__Task requirements__.
Determine how many lines contain the string "this" and reply with that number alone.
....................
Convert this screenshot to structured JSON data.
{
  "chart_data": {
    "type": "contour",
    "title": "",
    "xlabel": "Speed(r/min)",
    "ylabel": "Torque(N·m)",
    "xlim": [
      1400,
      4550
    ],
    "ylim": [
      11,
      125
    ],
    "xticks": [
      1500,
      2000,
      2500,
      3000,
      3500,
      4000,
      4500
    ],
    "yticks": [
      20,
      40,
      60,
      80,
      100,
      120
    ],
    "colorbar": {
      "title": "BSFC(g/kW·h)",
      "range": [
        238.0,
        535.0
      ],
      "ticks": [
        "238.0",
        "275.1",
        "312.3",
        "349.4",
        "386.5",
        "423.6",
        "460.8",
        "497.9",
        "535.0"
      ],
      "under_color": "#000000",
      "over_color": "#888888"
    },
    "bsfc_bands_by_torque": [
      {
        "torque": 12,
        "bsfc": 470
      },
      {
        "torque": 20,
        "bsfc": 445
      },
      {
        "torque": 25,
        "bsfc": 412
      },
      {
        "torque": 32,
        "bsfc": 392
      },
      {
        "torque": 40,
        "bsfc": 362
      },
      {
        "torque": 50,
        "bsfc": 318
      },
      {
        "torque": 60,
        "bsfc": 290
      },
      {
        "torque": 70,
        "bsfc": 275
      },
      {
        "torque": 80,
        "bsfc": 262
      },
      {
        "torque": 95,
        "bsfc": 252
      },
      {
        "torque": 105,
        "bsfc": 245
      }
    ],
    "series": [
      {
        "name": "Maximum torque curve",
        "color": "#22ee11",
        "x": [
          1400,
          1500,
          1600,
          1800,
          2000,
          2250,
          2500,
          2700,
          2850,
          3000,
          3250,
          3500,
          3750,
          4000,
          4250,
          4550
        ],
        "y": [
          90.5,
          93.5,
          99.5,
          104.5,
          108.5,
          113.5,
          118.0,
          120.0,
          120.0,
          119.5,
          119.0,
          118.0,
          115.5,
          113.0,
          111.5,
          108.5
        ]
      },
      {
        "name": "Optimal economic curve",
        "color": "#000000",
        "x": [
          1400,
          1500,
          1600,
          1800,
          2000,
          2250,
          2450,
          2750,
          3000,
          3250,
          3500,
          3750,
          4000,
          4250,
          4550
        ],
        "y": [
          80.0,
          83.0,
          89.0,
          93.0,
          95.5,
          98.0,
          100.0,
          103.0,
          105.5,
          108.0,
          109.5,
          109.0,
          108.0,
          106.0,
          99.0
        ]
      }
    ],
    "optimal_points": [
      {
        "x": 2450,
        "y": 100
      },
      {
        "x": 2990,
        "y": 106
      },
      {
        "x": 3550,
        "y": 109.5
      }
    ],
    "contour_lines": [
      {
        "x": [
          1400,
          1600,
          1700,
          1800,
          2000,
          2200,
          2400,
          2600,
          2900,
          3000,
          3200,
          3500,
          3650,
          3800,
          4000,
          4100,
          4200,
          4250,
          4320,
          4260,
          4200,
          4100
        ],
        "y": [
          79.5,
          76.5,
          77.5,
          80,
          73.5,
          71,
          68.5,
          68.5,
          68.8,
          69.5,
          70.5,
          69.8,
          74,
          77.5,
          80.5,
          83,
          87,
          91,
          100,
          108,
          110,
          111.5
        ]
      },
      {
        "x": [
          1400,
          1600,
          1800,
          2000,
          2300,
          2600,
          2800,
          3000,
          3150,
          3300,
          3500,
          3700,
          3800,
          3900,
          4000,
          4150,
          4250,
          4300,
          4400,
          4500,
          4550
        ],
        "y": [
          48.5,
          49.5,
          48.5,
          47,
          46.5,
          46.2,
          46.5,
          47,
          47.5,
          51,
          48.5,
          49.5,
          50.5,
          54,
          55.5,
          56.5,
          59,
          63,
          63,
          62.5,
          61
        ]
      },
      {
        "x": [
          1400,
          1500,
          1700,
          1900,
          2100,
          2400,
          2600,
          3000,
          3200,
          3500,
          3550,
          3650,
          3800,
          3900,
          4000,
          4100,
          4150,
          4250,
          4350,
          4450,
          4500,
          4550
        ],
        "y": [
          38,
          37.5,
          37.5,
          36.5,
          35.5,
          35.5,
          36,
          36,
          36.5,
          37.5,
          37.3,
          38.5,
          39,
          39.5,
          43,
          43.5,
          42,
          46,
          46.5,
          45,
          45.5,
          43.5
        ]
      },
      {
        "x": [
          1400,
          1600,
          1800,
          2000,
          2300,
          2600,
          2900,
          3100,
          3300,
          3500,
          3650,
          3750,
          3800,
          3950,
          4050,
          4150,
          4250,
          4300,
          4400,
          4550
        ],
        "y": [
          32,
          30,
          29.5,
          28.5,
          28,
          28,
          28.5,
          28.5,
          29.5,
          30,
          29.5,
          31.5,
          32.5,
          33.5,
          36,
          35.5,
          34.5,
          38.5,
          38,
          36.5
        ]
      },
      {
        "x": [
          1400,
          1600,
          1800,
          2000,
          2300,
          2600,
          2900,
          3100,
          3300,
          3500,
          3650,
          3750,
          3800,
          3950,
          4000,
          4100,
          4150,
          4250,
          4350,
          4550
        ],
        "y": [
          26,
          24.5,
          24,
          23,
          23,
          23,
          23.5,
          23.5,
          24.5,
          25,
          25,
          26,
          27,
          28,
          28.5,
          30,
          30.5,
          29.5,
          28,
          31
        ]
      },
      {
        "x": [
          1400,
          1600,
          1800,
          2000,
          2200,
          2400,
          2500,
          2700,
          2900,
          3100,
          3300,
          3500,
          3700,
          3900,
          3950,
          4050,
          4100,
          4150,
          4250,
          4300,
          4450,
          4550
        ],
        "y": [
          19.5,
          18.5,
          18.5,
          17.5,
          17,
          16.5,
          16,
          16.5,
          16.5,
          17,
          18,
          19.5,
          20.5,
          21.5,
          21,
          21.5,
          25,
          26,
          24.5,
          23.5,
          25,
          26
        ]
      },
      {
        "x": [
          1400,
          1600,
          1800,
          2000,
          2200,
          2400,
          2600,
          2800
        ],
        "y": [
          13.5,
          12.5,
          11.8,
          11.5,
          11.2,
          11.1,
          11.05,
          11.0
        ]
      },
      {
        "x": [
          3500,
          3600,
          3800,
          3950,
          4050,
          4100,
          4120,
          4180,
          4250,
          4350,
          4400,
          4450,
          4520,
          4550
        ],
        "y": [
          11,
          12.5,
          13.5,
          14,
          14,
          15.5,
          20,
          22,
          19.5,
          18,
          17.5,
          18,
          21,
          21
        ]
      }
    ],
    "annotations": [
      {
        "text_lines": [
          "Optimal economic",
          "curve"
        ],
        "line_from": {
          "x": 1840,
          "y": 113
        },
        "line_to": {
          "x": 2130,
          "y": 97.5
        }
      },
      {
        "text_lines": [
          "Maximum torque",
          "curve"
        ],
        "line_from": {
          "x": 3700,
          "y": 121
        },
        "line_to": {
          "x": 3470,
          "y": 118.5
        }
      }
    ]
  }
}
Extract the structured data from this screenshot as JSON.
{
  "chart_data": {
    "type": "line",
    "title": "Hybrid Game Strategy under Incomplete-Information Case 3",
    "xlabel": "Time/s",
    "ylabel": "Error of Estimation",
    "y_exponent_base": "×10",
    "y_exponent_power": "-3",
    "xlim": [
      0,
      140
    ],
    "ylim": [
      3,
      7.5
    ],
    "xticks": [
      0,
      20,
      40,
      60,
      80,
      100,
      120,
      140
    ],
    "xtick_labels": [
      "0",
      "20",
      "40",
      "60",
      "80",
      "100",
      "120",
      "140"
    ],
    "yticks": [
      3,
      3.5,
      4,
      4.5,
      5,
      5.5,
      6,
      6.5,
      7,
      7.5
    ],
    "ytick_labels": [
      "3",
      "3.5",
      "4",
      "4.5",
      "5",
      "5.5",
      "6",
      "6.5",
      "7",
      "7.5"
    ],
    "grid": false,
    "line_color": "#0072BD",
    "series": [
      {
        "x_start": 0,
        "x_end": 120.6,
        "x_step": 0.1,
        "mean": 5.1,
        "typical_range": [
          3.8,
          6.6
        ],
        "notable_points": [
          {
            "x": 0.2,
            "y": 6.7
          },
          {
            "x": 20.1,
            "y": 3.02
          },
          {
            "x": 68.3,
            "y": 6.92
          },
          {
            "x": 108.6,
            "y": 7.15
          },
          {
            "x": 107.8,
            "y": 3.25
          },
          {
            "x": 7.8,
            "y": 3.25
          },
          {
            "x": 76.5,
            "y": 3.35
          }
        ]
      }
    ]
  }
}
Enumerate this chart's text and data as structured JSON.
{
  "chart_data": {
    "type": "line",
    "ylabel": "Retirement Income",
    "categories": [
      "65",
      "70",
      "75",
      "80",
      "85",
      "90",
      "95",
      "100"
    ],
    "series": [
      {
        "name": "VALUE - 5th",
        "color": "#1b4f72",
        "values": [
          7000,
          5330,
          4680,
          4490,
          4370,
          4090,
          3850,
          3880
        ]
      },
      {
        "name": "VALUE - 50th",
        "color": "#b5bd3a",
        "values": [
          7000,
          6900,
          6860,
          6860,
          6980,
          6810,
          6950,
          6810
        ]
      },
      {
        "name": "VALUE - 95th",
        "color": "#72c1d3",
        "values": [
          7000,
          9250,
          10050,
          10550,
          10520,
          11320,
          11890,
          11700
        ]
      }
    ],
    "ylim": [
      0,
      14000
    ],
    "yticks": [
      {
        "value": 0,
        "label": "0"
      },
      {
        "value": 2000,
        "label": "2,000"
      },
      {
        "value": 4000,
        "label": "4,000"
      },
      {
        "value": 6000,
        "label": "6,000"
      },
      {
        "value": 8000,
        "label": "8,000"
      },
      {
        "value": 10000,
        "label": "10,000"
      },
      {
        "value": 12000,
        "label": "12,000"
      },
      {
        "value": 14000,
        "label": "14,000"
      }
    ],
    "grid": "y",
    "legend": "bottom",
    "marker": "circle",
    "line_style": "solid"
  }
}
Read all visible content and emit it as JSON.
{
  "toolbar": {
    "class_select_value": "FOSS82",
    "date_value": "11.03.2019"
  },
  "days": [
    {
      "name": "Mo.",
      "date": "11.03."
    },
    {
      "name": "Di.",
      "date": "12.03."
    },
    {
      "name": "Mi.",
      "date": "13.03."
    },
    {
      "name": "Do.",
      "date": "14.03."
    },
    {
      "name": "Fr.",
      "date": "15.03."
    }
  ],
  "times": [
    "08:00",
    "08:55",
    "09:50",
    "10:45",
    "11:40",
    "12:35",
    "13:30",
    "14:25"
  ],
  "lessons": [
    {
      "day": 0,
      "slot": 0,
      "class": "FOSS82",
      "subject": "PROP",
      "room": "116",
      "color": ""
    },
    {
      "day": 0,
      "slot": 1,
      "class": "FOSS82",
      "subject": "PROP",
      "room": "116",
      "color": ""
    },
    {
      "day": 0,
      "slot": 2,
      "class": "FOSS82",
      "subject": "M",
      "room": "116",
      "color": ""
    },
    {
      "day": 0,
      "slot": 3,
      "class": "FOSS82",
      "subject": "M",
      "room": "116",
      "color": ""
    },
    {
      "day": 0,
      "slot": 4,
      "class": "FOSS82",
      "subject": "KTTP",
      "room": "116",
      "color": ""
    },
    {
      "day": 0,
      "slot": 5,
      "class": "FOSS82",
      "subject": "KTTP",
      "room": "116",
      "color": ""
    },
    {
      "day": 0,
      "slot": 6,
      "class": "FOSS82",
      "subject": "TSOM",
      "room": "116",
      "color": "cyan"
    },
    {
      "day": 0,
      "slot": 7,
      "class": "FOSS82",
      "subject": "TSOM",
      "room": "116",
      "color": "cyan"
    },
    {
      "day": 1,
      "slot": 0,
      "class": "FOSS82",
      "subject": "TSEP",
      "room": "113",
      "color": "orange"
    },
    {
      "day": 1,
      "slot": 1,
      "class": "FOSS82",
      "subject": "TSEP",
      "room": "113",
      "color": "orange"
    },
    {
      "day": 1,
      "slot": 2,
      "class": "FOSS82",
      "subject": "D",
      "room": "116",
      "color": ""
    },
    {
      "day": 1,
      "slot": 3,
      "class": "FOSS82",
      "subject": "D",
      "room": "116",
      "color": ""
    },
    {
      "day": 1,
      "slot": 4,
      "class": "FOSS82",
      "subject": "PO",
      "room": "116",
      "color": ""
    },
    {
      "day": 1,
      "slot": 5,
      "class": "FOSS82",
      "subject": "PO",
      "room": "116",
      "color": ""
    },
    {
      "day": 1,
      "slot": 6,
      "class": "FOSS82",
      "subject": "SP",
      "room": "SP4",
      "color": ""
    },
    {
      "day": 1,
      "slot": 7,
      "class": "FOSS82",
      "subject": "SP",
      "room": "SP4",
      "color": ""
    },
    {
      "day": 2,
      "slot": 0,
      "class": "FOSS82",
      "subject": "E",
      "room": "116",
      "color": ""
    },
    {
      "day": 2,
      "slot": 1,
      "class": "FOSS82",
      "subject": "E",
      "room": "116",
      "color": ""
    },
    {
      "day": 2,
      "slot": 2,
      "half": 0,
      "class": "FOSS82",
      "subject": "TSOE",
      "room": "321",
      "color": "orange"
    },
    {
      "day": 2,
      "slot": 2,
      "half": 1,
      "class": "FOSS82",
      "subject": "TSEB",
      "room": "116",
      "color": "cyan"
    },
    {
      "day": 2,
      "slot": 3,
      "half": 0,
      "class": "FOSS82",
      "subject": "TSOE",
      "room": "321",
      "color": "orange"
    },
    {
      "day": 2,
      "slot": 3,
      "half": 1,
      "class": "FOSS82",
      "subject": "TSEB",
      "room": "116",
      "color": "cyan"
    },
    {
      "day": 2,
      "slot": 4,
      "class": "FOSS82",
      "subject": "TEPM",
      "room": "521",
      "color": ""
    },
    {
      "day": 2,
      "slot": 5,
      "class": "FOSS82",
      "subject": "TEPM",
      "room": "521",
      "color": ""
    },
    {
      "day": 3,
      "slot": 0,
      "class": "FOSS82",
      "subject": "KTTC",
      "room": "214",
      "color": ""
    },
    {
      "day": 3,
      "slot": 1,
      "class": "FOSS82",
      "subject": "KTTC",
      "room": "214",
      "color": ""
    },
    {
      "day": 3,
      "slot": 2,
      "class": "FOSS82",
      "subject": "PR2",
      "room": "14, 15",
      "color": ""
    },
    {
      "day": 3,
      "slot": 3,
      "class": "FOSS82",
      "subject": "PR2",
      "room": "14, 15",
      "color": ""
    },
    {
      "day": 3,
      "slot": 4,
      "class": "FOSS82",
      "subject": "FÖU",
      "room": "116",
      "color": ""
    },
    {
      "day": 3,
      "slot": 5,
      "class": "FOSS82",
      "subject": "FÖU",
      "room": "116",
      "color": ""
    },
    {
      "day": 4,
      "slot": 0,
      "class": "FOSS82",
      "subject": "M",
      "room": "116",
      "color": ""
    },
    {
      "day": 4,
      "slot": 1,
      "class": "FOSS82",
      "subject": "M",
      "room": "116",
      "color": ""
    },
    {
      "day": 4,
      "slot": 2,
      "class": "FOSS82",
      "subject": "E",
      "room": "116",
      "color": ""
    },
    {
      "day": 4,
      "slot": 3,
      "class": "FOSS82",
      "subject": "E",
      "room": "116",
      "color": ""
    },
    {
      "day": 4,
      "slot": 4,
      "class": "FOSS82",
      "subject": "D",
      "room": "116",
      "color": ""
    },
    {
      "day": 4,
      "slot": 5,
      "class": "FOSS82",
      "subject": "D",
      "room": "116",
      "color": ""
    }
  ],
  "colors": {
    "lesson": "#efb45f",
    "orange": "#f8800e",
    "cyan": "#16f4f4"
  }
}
....................
__Output__.
3